* _The exercise_:
Type out the data exactly as given. Skip any image.

* _Material for this exercise_:
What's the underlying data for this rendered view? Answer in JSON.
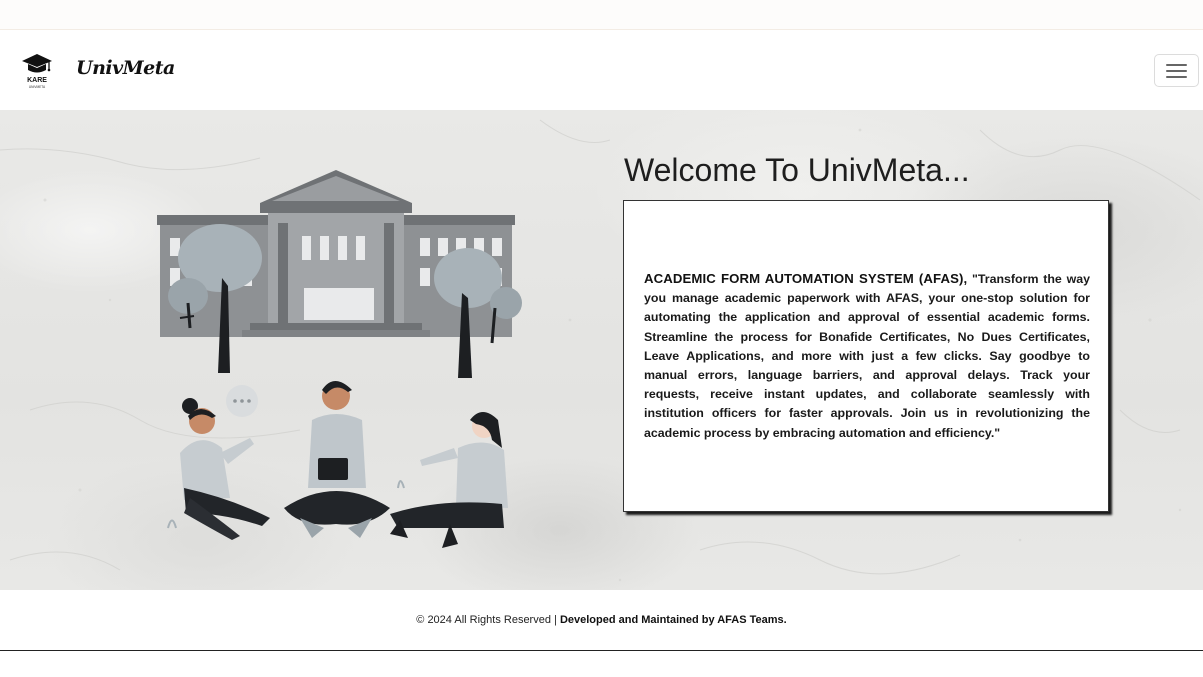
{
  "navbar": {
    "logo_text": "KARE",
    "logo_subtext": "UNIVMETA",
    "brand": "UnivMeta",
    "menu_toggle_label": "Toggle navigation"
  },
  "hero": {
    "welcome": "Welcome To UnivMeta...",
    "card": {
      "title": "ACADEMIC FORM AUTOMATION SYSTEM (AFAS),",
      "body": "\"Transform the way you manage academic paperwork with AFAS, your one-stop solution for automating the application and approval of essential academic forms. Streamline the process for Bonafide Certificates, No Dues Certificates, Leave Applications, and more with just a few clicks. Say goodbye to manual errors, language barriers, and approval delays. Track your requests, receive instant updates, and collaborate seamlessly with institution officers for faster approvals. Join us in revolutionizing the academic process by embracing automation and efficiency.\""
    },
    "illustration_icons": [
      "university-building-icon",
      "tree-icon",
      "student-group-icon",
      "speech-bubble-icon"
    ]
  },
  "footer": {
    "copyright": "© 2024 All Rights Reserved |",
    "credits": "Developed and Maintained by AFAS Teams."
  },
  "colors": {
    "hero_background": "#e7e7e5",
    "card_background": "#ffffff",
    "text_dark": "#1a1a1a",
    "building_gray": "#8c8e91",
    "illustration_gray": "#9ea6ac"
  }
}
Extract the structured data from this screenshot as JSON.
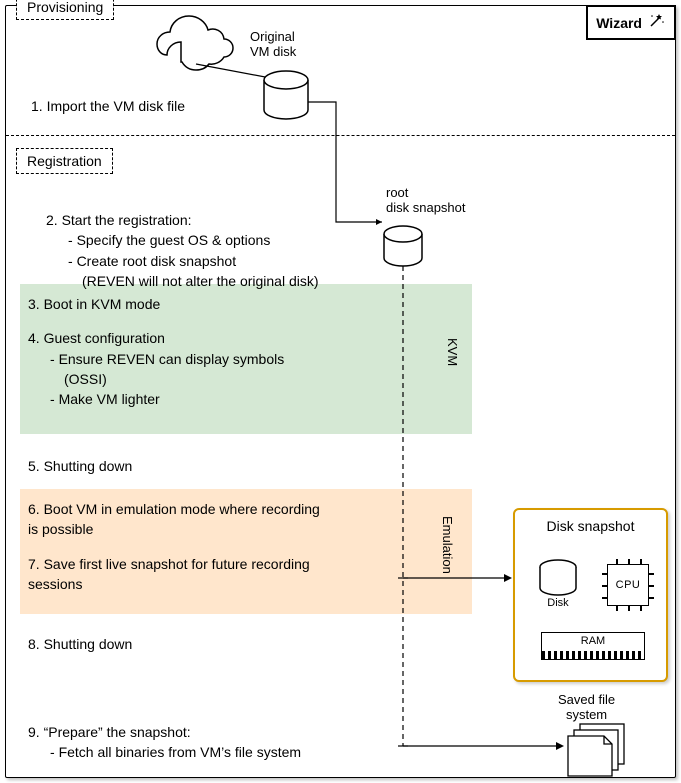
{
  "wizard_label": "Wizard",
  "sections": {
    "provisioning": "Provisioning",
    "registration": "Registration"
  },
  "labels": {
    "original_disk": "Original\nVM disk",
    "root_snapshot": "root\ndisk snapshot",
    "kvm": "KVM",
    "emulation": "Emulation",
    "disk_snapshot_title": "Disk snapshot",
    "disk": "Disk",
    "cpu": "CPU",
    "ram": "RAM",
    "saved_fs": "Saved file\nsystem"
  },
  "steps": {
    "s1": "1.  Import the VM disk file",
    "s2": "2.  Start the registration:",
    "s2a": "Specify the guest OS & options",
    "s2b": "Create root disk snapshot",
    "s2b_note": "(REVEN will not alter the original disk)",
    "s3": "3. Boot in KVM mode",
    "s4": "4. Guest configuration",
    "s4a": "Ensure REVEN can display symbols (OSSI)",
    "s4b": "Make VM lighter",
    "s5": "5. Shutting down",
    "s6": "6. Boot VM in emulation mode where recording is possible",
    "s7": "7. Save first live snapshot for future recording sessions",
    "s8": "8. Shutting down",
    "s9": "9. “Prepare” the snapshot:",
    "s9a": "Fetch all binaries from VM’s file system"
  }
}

* _Expected answer_:
What's the underlying data for this rendered view? Answer in JSON.
{
  "navbar": {
    "logo_text": "KARE",
    "logo_subtext": "UNIVMETA",
    "brand": "UnivMeta",
    "menu_toggle_label": "Toggle navigation"
  },
  "hero": {
    "welcome": "Welcome To UnivMeta...",
    "card": {
      "title": "ACADEMIC FORM AUTOMATION SYSTEM (AFAS),",
      "body": "\"Transform the way you manage academic paperwork with AFAS, your one-stop solution for automating the application and approval of essential academic forms. Streamline the process for Bonafide Certificates, No Dues Certificates, Leave Applications, and more with just a few clicks. Say goodbye to manual errors, language barriers, and approval delays. Track your requests, receive instant updates, and collaborate seamlessly with institution officers for faster approvals. Join us in revolutionizing the academic process by embracing automation and efficiency.\""
    },
    "illustration_icons": [
      "university-building-icon",
      "tree-icon",
      "student-group-icon",
      "speech-bubble-icon"
    ]
  },
  "footer": {
    "copyright": "© 2024 All Rights Reserved |",
    "credits": "Developed and Maintained by AFAS Teams."
  },
  "colors": {
    "hero_background": "#e7e7e5",
    "card_background": "#ffffff",
    "text_dark": "#1a1a1a",
    "building_gray": "#8c8e91",
    "illustration_gray": "#9ea6ac"
  }
}
Extract the structured data from this screenshot as JSON.
{
  "wizard_label": "Wizard",
  "sections": {
    "provisioning": "Provisioning",
    "registration": "Registration"
  },
  "labels": {
    "original_disk": "Original\nVM disk",
    "root_snapshot": "root\ndisk snapshot",
    "kvm": "KVM",
    "emulation": "Emulation",
    "disk_snapshot_title": "Disk snapshot",
    "disk": "Disk",
    "cpu": "CPU",
    "ram": "RAM",
    "saved_fs": "Saved file\nsystem"
  },
  "steps": {
    "s1": "1.  Import the VM disk file",
    "s2": "2.  Start the registration:",
    "s2a": "Specify the guest OS & options",
    "s2b": "Create root disk snapshot",
    "s2b_note": "(REVEN will not alter the original disk)",
    "s3": "3. Boot in KVM mode",
    "s4": "4. Guest configuration",
    "s4a": "Ensure REVEN can display symbols (OSSI)",
    "s4b": "Make VM lighter",
    "s5": "5. Shutting down",
    "s6": "6. Boot VM in emulation mode where recording is possible",
    "s7": "7. Save first live snapshot for future recording sessions",
    "s8": "8. Shutting down",
    "s9": "9. “Prepare” the snapshot:",
    "s9a": "Fetch all binaries from VM’s file system"
  }
}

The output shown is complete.